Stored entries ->
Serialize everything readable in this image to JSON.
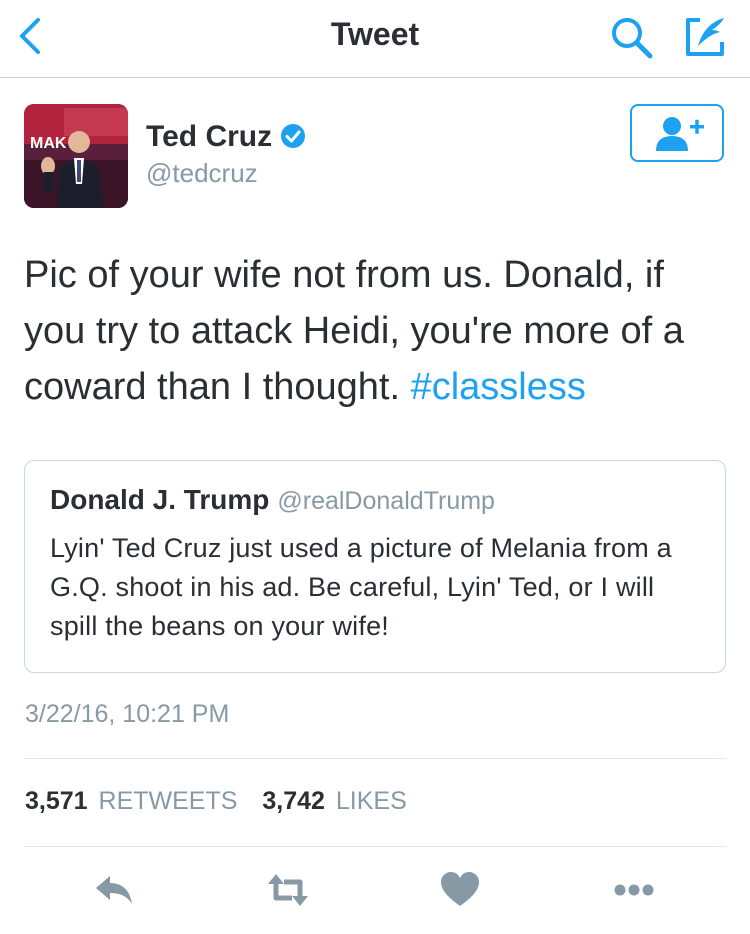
{
  "navbar": {
    "title": "Tweet",
    "accent": "#1da1f2",
    "icons": [
      "back-icon",
      "search-icon",
      "compose-icon"
    ]
  },
  "author": {
    "name": "Ted Cruz",
    "handle": "@tedcruz",
    "verified": true,
    "avatar_backdrop_text": "MAK",
    "follow_icon": "add-user-icon"
  },
  "tweet": {
    "text_main": "Pic of your wife not from us. Donald, if you try to attack Heidi, you're more of a coward than I thought.",
    "hashtag": "#classless",
    "timestamp": "3/22/16, 10:21 PM"
  },
  "quoted": {
    "name": "Donald J. Trump",
    "handle": "@realDonaldTrump",
    "text": "Lyin' Ted Cruz just used a picture of Melania from a G.Q. shoot in his ad. Be careful, Lyin' Ted, or I will spill the beans on your wife!"
  },
  "stats": {
    "retweets_count": "3,571",
    "retweets_label": "RETWEETS",
    "likes_count": "3,742",
    "likes_label": "LIKES"
  },
  "actions": [
    "reply-icon",
    "retweet-icon",
    "like-icon",
    "more-icon"
  ],
  "colors": {
    "text": "#292f33",
    "secondary": "#8899a6",
    "action_gray": "#8899a6"
  }
}
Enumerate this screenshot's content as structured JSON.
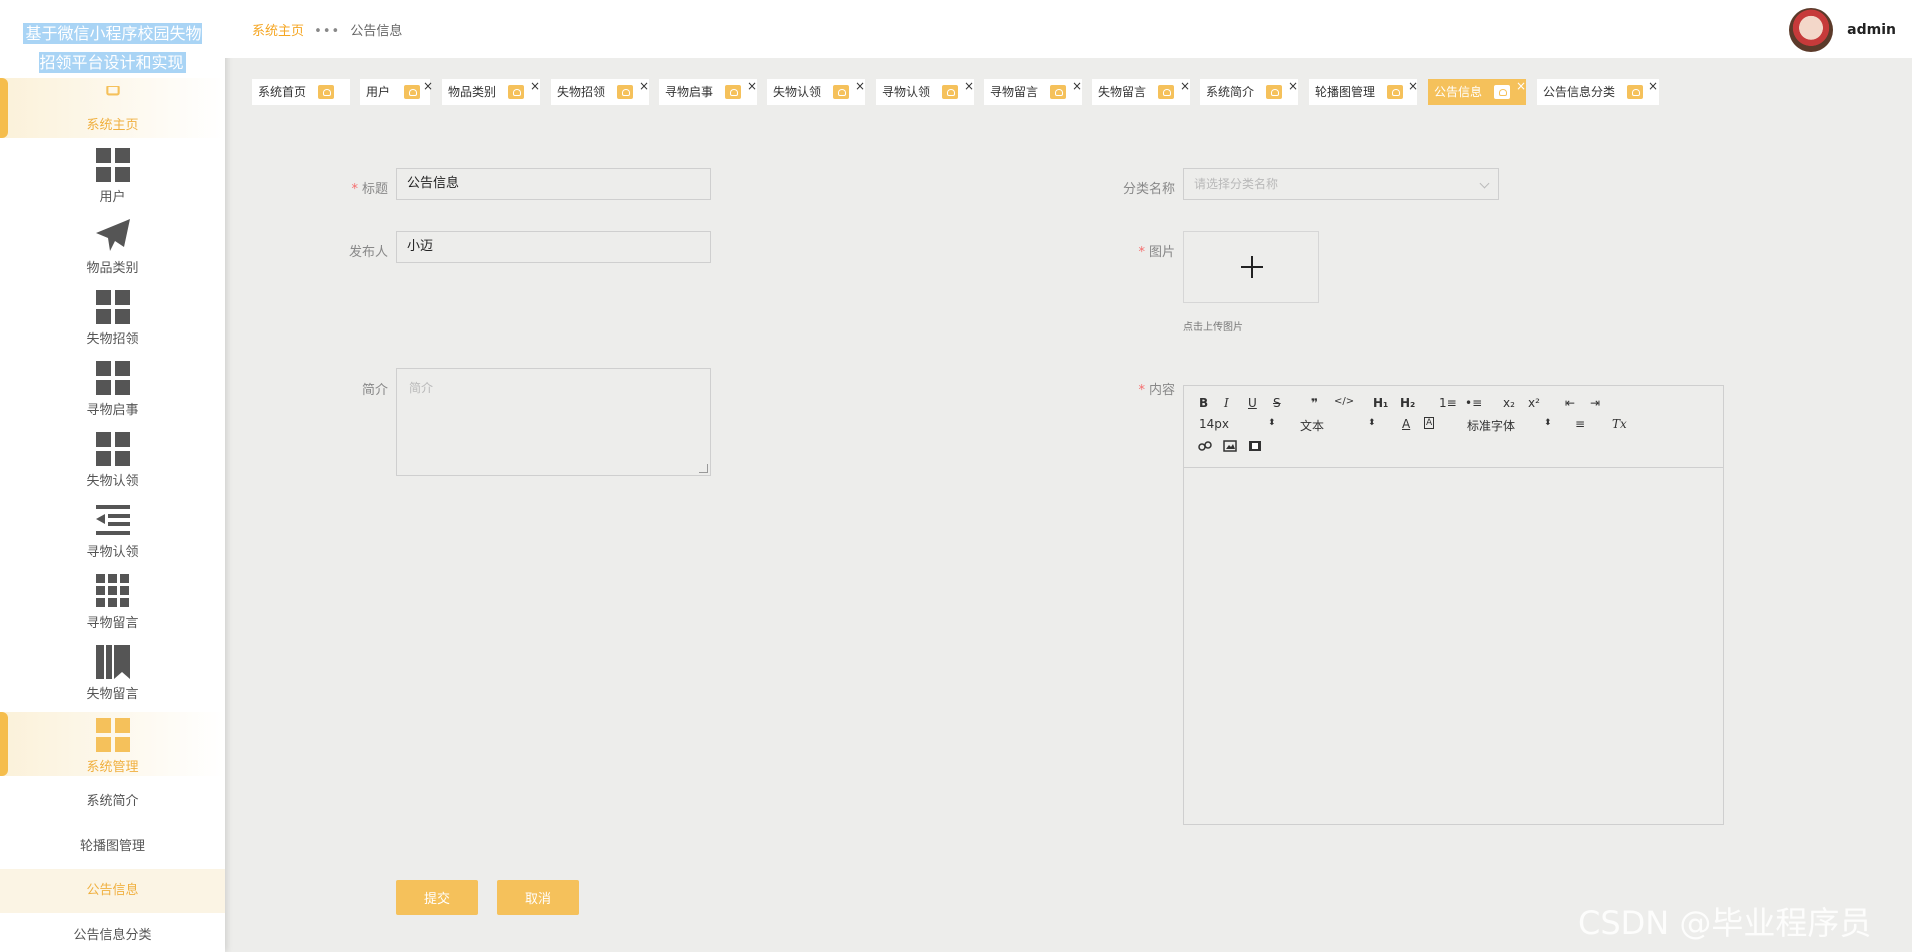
{
  "app": {
    "title": "基于微信小程序校园失物招领平台设计和实现"
  },
  "sidebar": {
    "items": [
      {
        "label": "系统主页",
        "icon": "home-icon",
        "active": true
      },
      {
        "label": "用户",
        "icon": "grid-icon"
      },
      {
        "label": "物品类别",
        "icon": "paper-plane-icon"
      },
      {
        "label": "失物招领",
        "icon": "grid-icon"
      },
      {
        "label": "寻物启事",
        "icon": "grid-icon"
      },
      {
        "label": "失物认领",
        "icon": "grid-icon"
      },
      {
        "label": "寻物认领",
        "icon": "list-indent-icon"
      },
      {
        "label": "寻物留言",
        "icon": "nine-grid-icon"
      },
      {
        "label": "失物留言",
        "icon": "bookmark-icon"
      },
      {
        "label": "系统管理",
        "icon": "grid-icon",
        "active": true
      }
    ],
    "submenu": [
      {
        "label": "系统简介"
      },
      {
        "label": "轮播图管理"
      },
      {
        "label": "公告信息",
        "active": true
      },
      {
        "label": "公告信息分类"
      }
    ]
  },
  "header": {
    "breadcrumb": {
      "home": "系统主页",
      "separator": "•••",
      "current": "公告信息"
    },
    "user": {
      "name": "admin"
    }
  },
  "tabs": [
    {
      "label": "系统首页"
    },
    {
      "label": "用户"
    },
    {
      "label": "物品类别"
    },
    {
      "label": "失物招领"
    },
    {
      "label": "寻物启事"
    },
    {
      "label": "失物认领"
    },
    {
      "label": "寻物认领"
    },
    {
      "label": "寻物留言"
    },
    {
      "label": "失物留言"
    },
    {
      "label": "系统简介"
    },
    {
      "label": "轮播图管理"
    },
    {
      "label": "公告信息",
      "active": true
    },
    {
      "label": "公告信息分类"
    }
  ],
  "form": {
    "title": {
      "label": "标题",
      "value": "公告信息",
      "required": true
    },
    "category": {
      "label": "分类名称",
      "placeholder": "请选择分类名称"
    },
    "publisher": {
      "label": "发布人",
      "value": "小迈"
    },
    "image": {
      "label": "图片",
      "required": true,
      "hint": "点击上传图片"
    },
    "summary": {
      "label": "简介",
      "placeholder": "简介"
    },
    "content": {
      "label": "内容",
      "required": true
    }
  },
  "editor": {
    "font_size": "14px",
    "text_style": "文本",
    "font_family": "标准字体",
    "buttons": {
      "bold": "B",
      "italic": "I",
      "underline": "U",
      "strike": "S",
      "quote": "❞",
      "code": "</>",
      "h1": "H₁",
      "h2": "H₂",
      "ordered": "1≡",
      "bullet": "•≡",
      "sub": "x₂",
      "sup": "x²",
      "outdent": "⇤",
      "indent": "⇥",
      "color": "A",
      "bg": "A",
      "align": "≡",
      "clean": "Tx"
    }
  },
  "actions": {
    "submit": "提交",
    "cancel": "取消"
  },
  "watermark": "CSDN @毕业程序员",
  "colors": {
    "accent": "#f5c15b",
    "accent_text": "#f0b040",
    "required": "#f56c6c",
    "brand_highlight": "#a9d4f5"
  }
}
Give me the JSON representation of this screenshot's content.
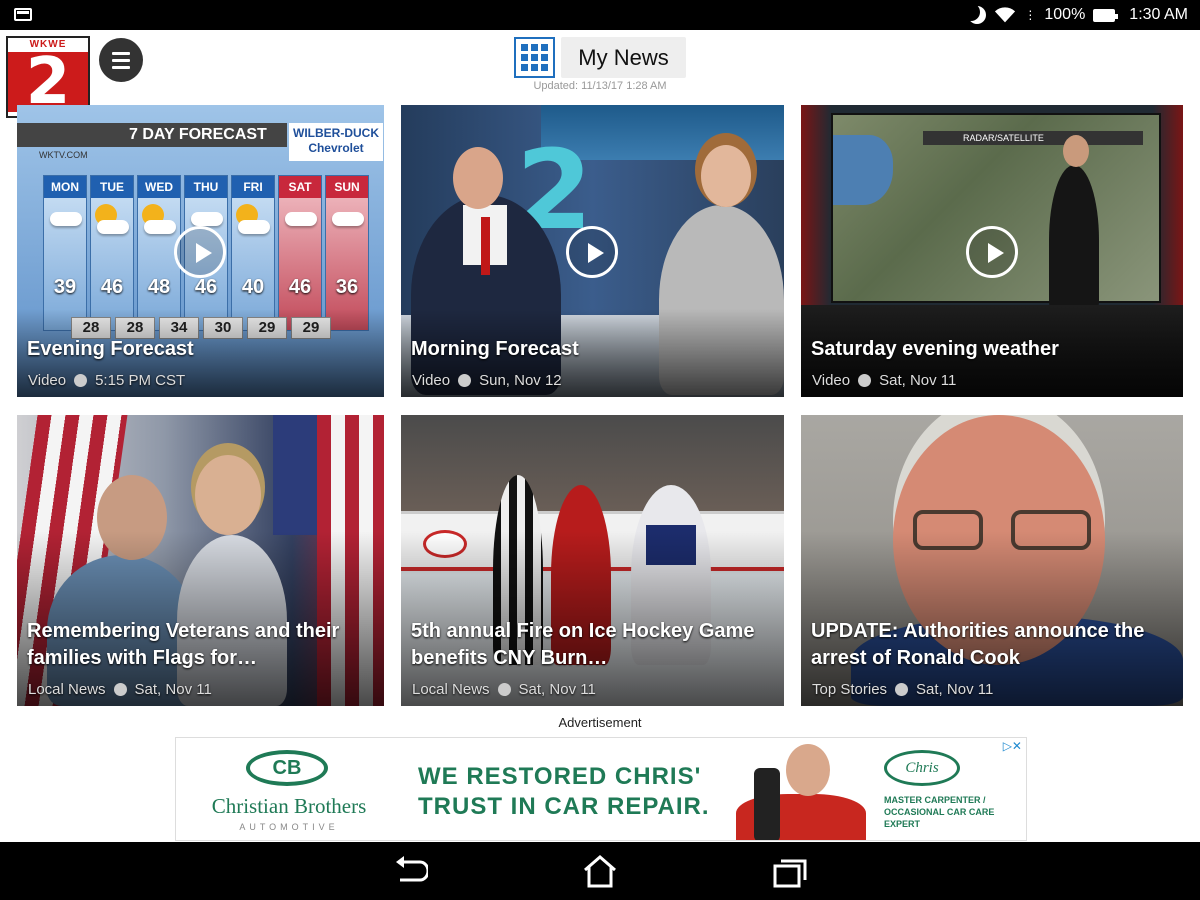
{
  "status_bar": {
    "battery": "100%",
    "time": "1:30 AM"
  },
  "header": {
    "logo_top": "WKWE Channel",
    "logo_number": "2",
    "title": "My News",
    "updated": "Updated: 11/13/17 1:28 AM"
  },
  "cards": [
    {
      "title": "Evening Forecast",
      "category": "Video",
      "time": "5:15 PM CST"
    },
    {
      "title": "Morning Forecast",
      "category": "Video",
      "time": "Sun, Nov 12"
    },
    {
      "title": "Saturday evening weather",
      "category": "Video",
      "time": "Sat, Nov 11"
    },
    {
      "title": "Remembering Veterans and their families with Flags for…",
      "category": "Local News",
      "time": "Sat, Nov 11"
    },
    {
      "title": "5th annual Fire on Ice Hockey Game benefits CNY Burn…",
      "category": "Local News",
      "time": "Sat, Nov 11"
    },
    {
      "title": "UPDATE: Authorities announce the arrest of Ronald Cook",
      "category": "Top Stories",
      "time": "Sat, Nov 11"
    }
  ],
  "forecast_graphic": {
    "banner": "7 DAY FORECAST",
    "sponsor_line1": "WILBER-DUCK",
    "sponsor_line2": "Chevrolet",
    "url": "WKTV.COM",
    "days": [
      {
        "day": "MON",
        "high": "39"
      },
      {
        "day": "TUE",
        "high": "46"
      },
      {
        "day": "WED",
        "high": "48"
      },
      {
        "day": "THU",
        "high": "46"
      },
      {
        "day": "FRI",
        "high": "40"
      },
      {
        "day": "SAT",
        "high": "46"
      },
      {
        "day": "SUN",
        "high": "36"
      }
    ],
    "lows": [
      "28",
      "28",
      "34",
      "30",
      "29",
      "29"
    ]
  },
  "radar_graphic": {
    "header": "RADAR/SATELLITE"
  },
  "ad": {
    "label": "Advertisement",
    "logo_letters": "CB",
    "brand": "Christian Brothers",
    "brand_sub": "AUTOMOTIVE",
    "headline_line1": "WE RESTORED CHRIS'",
    "headline_line2": "TRUST IN CAR REPAIR.",
    "right_logo": "Chris",
    "caption": "MASTER CARPENTER / OCCASIONAL CAR CARE EXPERT"
  },
  "colors": {
    "accent": "#1f6fbe",
    "ad_green": "#1f7a56",
    "logo_red": "#cc1b1b"
  }
}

TASK GOAL ->
Without including any pictures, please restate all the records exactly.

EXPECTED OUTPUT ->
Serialize everything readable in this image to JSON.
{
  "navbar": {
    "title": "Tweet",
    "accent": "#1da1f2",
    "icons": [
      "back-icon",
      "search-icon",
      "compose-icon"
    ]
  },
  "author": {
    "name": "Ted Cruz",
    "handle": "@tedcruz",
    "verified": true,
    "avatar_backdrop_text": "MAK",
    "follow_icon": "add-user-icon"
  },
  "tweet": {
    "text_main": "Pic of your wife not from us. Donald, if you try to attack Heidi, you're more of a coward than I thought.",
    "hashtag": "#classless",
    "timestamp": "3/22/16, 10:21 PM"
  },
  "quoted": {
    "name": "Donald J. Trump",
    "handle": "@realDonaldTrump",
    "text": "Lyin' Ted Cruz just used a picture of Melania from a G.Q. shoot in his ad. Be careful, Lyin' Ted, or I will spill the beans on your wife!"
  },
  "stats": {
    "retweets_count": "3,571",
    "retweets_label": "RETWEETS",
    "likes_count": "3,742",
    "likes_label": "LIKES"
  },
  "actions": [
    "reply-icon",
    "retweet-icon",
    "like-icon",
    "more-icon"
  ],
  "colors": {
    "text": "#292f33",
    "secondary": "#8899a6",
    "action_gray": "#8899a6"
  }
}
Enumerate this screenshot's content as structured JSON.
{
  "app": {
    "title": "基于微信小程序校园失物招领平台设计和实现"
  },
  "sidebar": {
    "items": [
      {
        "label": "系统主页",
        "icon": "home-icon",
        "active": true
      },
      {
        "label": "用户",
        "icon": "grid-icon"
      },
      {
        "label": "物品类别",
        "icon": "paper-plane-icon"
      },
      {
        "label": "失物招领",
        "icon": "grid-icon"
      },
      {
        "label": "寻物启事",
        "icon": "grid-icon"
      },
      {
        "label": "失物认领",
        "icon": "grid-icon"
      },
      {
        "label": "寻物认领",
        "icon": "list-indent-icon"
      },
      {
        "label": "寻物留言",
        "icon": "nine-grid-icon"
      },
      {
        "label": "失物留言",
        "icon": "bookmark-icon"
      },
      {
        "label": "系统管理",
        "icon": "grid-icon",
        "active": true
      }
    ],
    "submenu": [
      {
        "label": "系统简介"
      },
      {
        "label": "轮播图管理"
      },
      {
        "label": "公告信息",
        "active": true
      },
      {
        "label": "公告信息分类"
      }
    ]
  },
  "header": {
    "breadcrumb": {
      "home": "系统主页",
      "separator": "•••",
      "current": "公告信息"
    },
    "user": {
      "name": "admin"
    }
  },
  "tabs": [
    {
      "label": "系统首页"
    },
    {
      "label": "用户"
    },
    {
      "label": "物品类别"
    },
    {
      "label": "失物招领"
    },
    {
      "label": "寻物启事"
    },
    {
      "label": "失物认领"
    },
    {
      "label": "寻物认领"
    },
    {
      "label": "寻物留言"
    },
    {
      "label": "失物留言"
    },
    {
      "label": "系统简介"
    },
    {
      "label": "轮播图管理"
    },
    {
      "label": "公告信息",
      "active": true
    },
    {
      "label": "公告信息分类"
    }
  ],
  "form": {
    "title": {
      "label": "标题",
      "value": "公告信息",
      "required": true
    },
    "category": {
      "label": "分类名称",
      "placeholder": "请选择分类名称"
    },
    "publisher": {
      "label": "发布人",
      "value": "小迈"
    },
    "image": {
      "label": "图片",
      "required": true,
      "hint": "点击上传图片"
    },
    "summary": {
      "label": "简介",
      "placeholder": "简介"
    },
    "content": {
      "label": "内容",
      "required": true
    }
  },
  "editor": {
    "font_size": "14px",
    "text_style": "文本",
    "font_family": "标准字体",
    "buttons": {
      "bold": "B",
      "italic": "I",
      "underline": "U",
      "strike": "S",
      "quote": "❞",
      "code": "</>",
      "h1": "H₁",
      "h2": "H₂",
      "ordered": "1≡",
      "bullet": "•≡",
      "sub": "x₂",
      "sup": "x²",
      "outdent": "⇤",
      "indent": "⇥",
      "color": "A",
      "bg": "A",
      "align": "≡",
      "clean": "Tx"
    }
  },
  "actions": {
    "submit": "提交",
    "cancel": "取消"
  },
  "watermark": "CSDN @毕业程序员",
  "colors": {
    "accent": "#f5c15b",
    "accent_text": "#f0b040",
    "required": "#f56c6c",
    "brand_highlight": "#a9d4f5"
  }
}
Give me the JSON representation of this screenshot's content.
{
  "status_bar": {
    "battery": "100%",
    "time": "1:30 AM"
  },
  "header": {
    "logo_top": "WKWE Channel",
    "logo_number": "2",
    "title": "My News",
    "updated": "Updated: 11/13/17 1:28 AM"
  },
  "cards": [
    {
      "title": "Evening Forecast",
      "category": "Video",
      "time": "5:15 PM CST"
    },
    {
      "title": "Morning Forecast",
      "category": "Video",
      "time": "Sun, Nov 12"
    },
    {
      "title": "Saturday evening weather",
      "category": "Video",
      "time": "Sat, Nov 11"
    },
    {
      "title": "Remembering Veterans and their families with Flags for…",
      "category": "Local News",
      "time": "Sat, Nov 11"
    },
    {
      "title": "5th annual Fire on Ice Hockey Game benefits CNY Burn…",
      "category": "Local News",
      "time": "Sat, Nov 11"
    },
    {
      "title": "UPDATE: Authorities announce the arrest of Ronald Cook",
      "category": "Top Stories",
      "time": "Sat, Nov 11"
    }
  ],
  "forecast_graphic": {
    "banner": "7 DAY FORECAST",
    "sponsor_line1": "WILBER-DUCK",
    "sponsor_line2": "Chevrolet",
    "url": "WKTV.COM",
    "days": [
      {
        "day": "MON",
        "high": "39"
      },
      {
        "day": "TUE",
        "high": "46"
      },
      {
        "day": "WED",
        "high": "48"
      },
      {
        "day": "THU",
        "high": "46"
      },
      {
        "day": "FRI",
        "high": "40"
      },
      {
        "day": "SAT",
        "high": "46"
      },
      {
        "day": "SUN",
        "high": "36"
      }
    ],
    "lows": [
      "28",
      "28",
      "34",
      "30",
      "29",
      "29"
    ]
  },
  "radar_graphic": {
    "header": "RADAR/SATELLITE"
  },
  "ad": {
    "label": "Advertisement",
    "logo_letters": "CB",
    "brand": "Christian Brothers",
    "brand_sub": "AUTOMOTIVE",
    "headline_line1": "WE RESTORED CHRIS'",
    "headline_line2": "TRUST IN CAR REPAIR.",
    "right_logo": "Chris",
    "caption": "MASTER CARPENTER / OCCASIONAL CAR CARE EXPERT"
  },
  "colors": {
    "accent": "#1f6fbe",
    "ad_green": "#1f7a56",
    "logo_red": "#cc1b1b"
  }
}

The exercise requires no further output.